**Exercise aim:** Each line that holds the word "legend" counts once; give the total number of such lines and nothing else.

**Available records:**
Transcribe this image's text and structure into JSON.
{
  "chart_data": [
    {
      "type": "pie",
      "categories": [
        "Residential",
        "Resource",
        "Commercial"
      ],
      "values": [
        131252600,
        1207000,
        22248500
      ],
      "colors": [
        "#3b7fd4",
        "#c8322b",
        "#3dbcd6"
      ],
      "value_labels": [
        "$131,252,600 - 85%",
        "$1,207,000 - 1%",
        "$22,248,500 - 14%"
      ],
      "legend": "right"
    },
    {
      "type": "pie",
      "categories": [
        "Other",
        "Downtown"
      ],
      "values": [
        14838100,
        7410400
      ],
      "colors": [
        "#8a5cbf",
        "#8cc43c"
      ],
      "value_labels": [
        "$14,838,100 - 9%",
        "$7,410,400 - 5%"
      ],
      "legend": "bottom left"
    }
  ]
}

--

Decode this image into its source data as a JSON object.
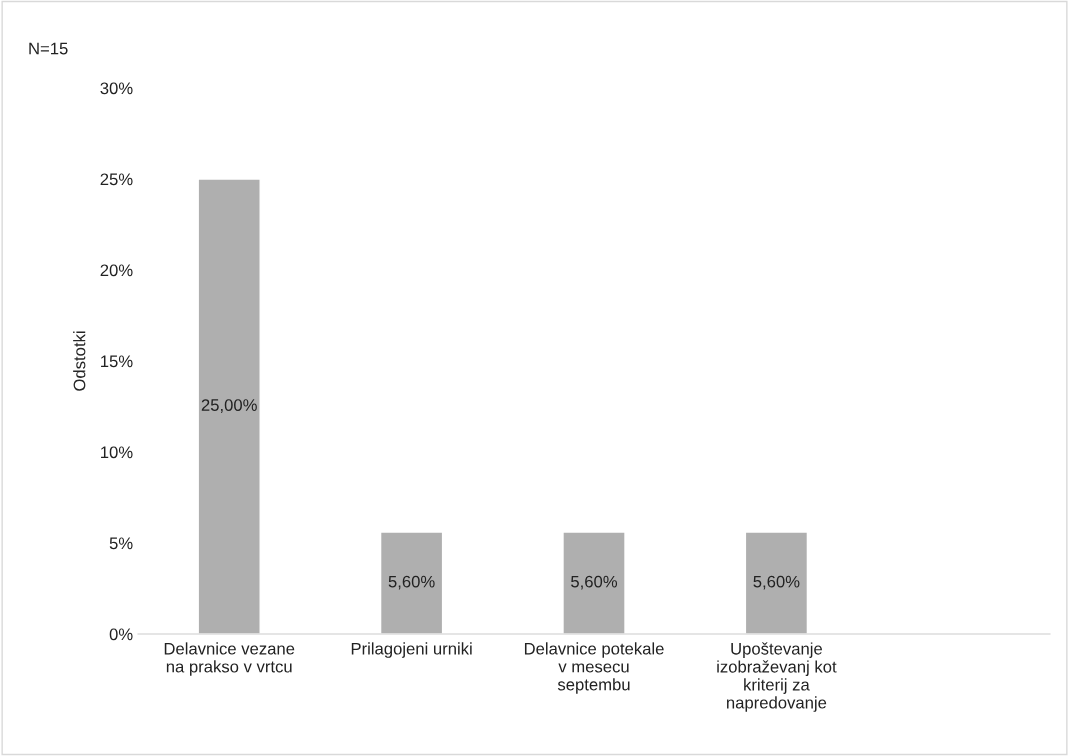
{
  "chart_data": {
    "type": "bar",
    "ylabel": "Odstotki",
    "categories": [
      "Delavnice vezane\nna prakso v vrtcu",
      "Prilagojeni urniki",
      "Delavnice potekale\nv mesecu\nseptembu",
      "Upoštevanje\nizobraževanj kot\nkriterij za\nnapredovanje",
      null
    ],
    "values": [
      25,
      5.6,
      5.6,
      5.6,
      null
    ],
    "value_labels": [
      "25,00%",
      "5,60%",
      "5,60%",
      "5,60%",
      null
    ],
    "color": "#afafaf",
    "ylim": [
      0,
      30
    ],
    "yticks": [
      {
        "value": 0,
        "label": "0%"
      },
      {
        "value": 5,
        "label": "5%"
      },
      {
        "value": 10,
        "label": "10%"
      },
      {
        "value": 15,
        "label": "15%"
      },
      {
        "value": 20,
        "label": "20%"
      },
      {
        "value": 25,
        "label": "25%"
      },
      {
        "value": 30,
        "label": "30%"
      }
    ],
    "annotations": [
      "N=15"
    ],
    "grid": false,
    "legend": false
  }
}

==

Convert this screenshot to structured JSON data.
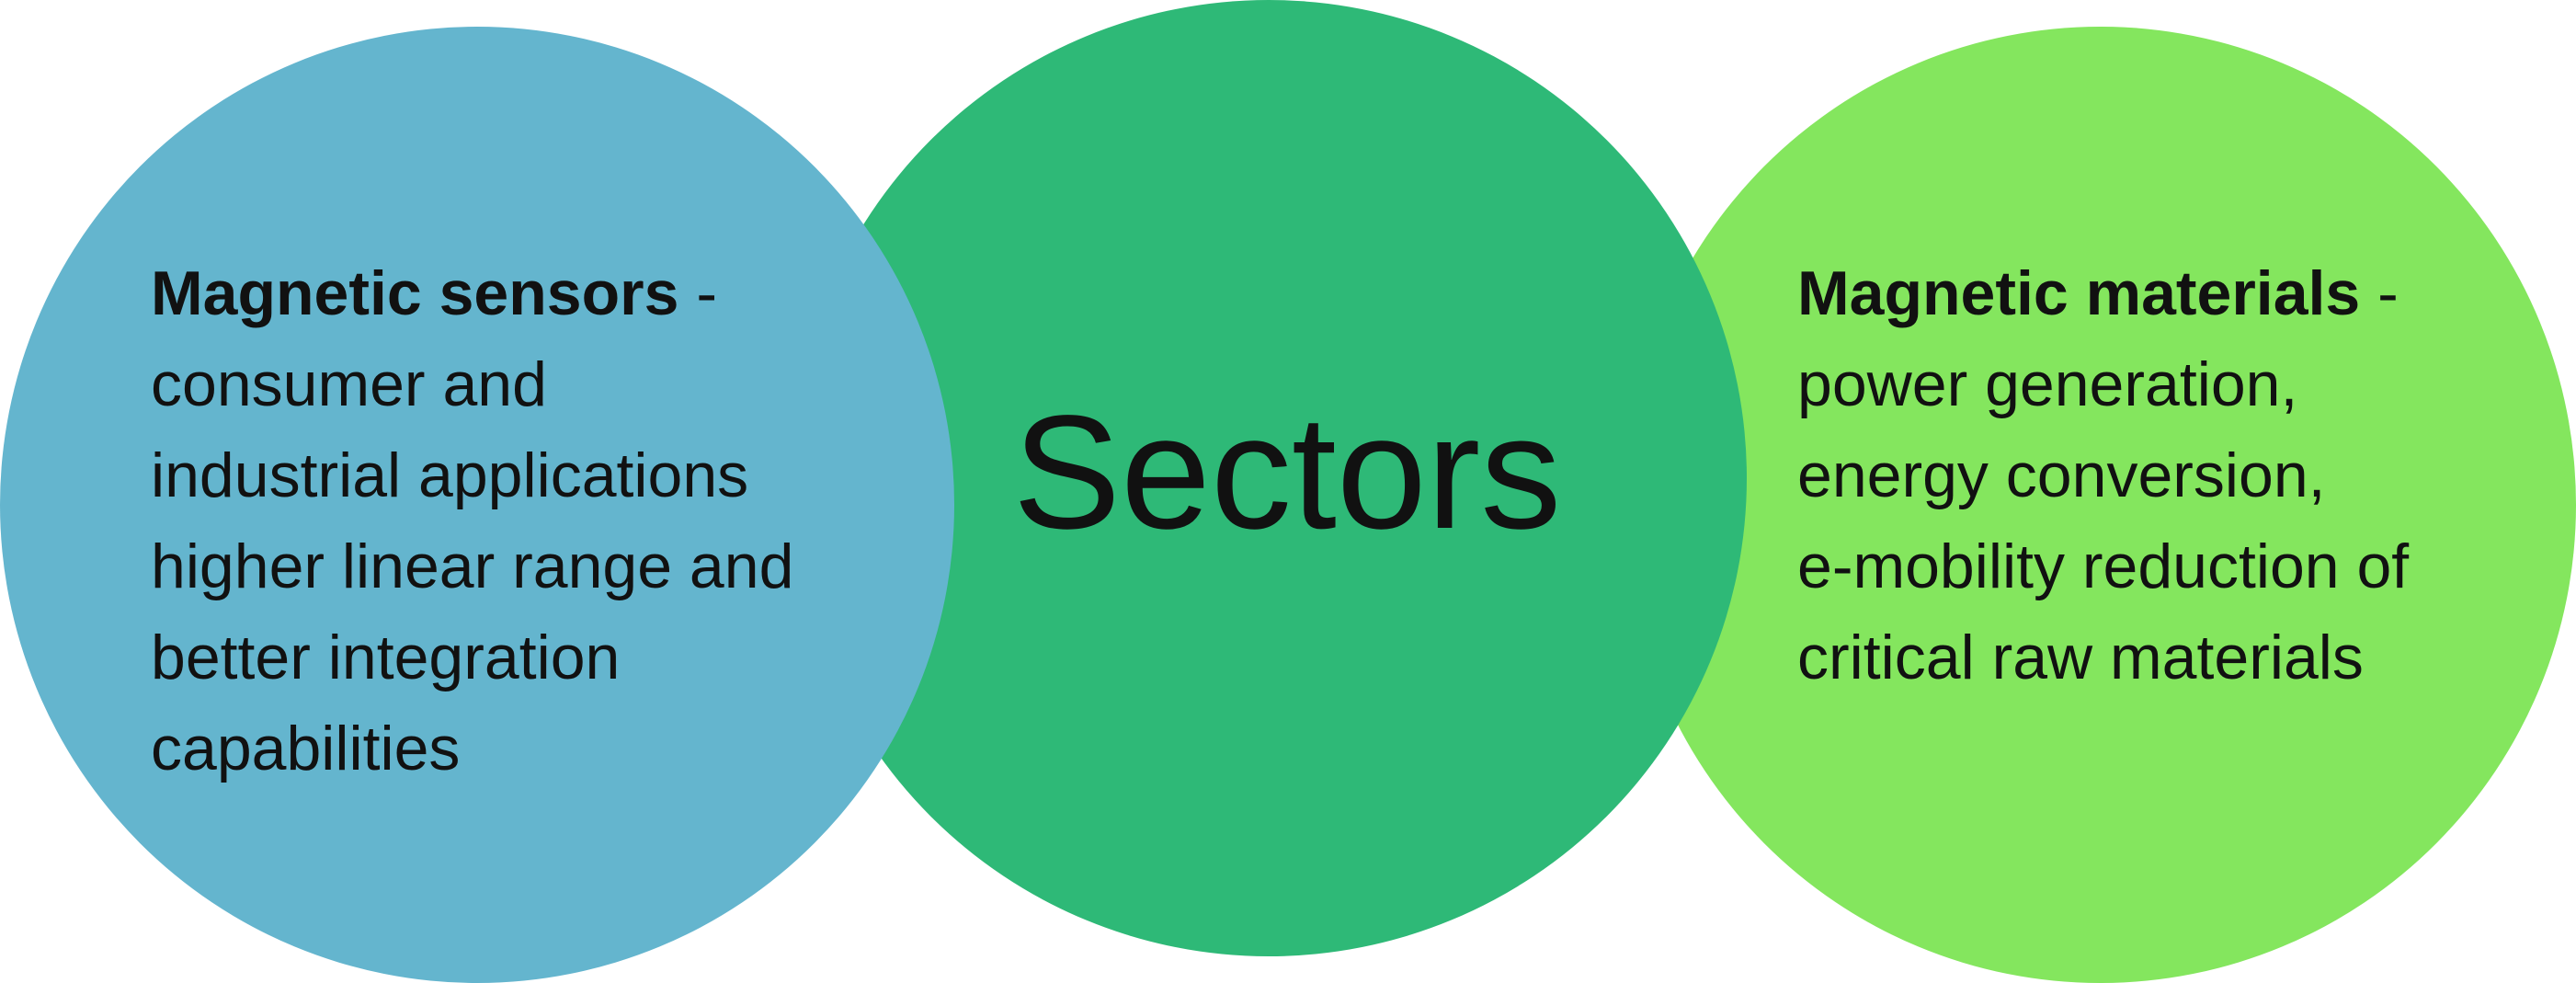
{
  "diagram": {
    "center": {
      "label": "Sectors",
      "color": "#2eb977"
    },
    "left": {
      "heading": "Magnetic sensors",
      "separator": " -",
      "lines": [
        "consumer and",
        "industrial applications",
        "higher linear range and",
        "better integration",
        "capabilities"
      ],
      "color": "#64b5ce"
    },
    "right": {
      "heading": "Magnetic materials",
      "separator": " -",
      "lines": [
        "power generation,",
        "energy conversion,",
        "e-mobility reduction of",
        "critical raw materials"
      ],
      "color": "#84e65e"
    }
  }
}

**Answer to this task:** 3